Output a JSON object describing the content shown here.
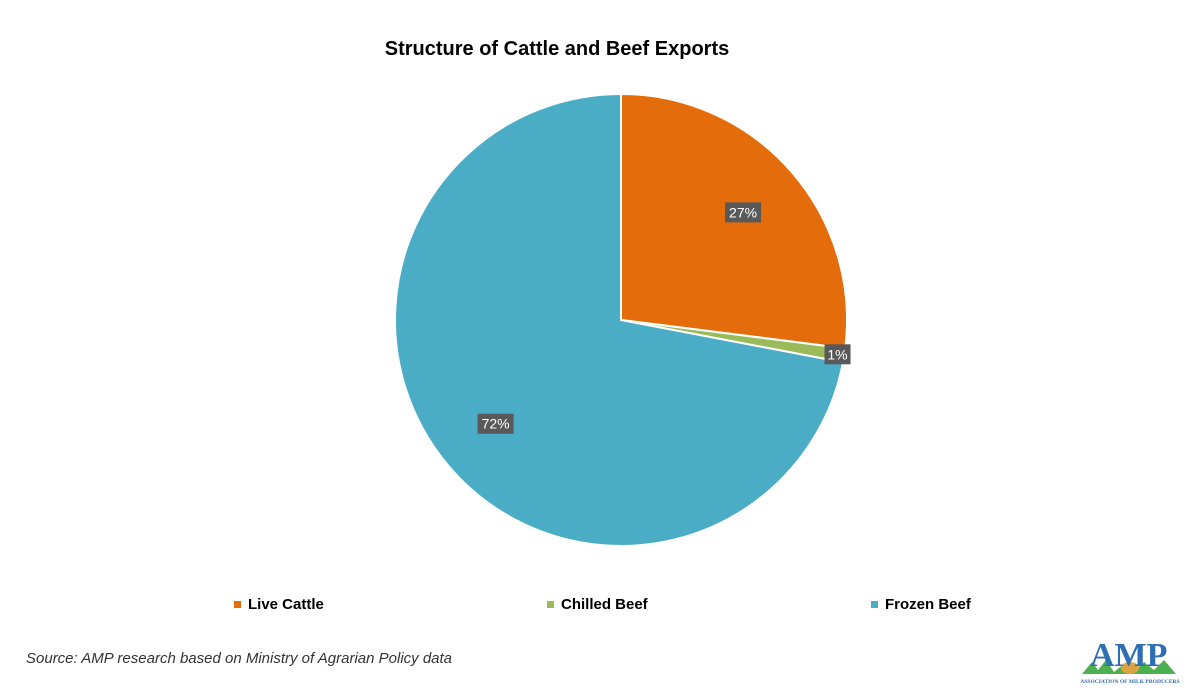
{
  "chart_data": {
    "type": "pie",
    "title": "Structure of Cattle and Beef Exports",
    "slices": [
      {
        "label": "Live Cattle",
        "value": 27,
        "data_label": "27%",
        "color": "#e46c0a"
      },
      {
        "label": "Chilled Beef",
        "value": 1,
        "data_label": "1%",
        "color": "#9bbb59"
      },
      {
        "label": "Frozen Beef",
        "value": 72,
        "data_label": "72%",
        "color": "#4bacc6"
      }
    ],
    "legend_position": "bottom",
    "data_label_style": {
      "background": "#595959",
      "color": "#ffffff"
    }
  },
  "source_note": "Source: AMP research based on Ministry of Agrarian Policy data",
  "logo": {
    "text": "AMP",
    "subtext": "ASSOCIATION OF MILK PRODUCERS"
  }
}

- - - - -

◆ What is needed ◆
The records above should be reproduced exactly, with no pictures included.

◆ Result for this task ◆
Output a JSON object describing the content shown here.
{
  "chart_data": {
    "type": "pie",
    "title": "Structure of Cattle and Beef Exports",
    "slices": [
      {
        "label": "Live Cattle",
        "value": 27,
        "data_label": "27%",
        "color": "#e46c0a"
      },
      {
        "label": "Chilled Beef",
        "value": 1,
        "data_label": "1%",
        "color": "#9bbb59"
      },
      {
        "label": "Frozen Beef",
        "value": 72,
        "data_label": "72%",
        "color": "#4bacc6"
      }
    ],
    "legend_position": "bottom",
    "data_label_style": {
      "background": "#595959",
      "color": "#ffffff"
    }
  },
  "source_note": "Source: AMP research based on Ministry of Agrarian Policy data",
  "logo": {
    "text": "AMP",
    "subtext": "ASSOCIATION OF MILK PRODUCERS"
  }
}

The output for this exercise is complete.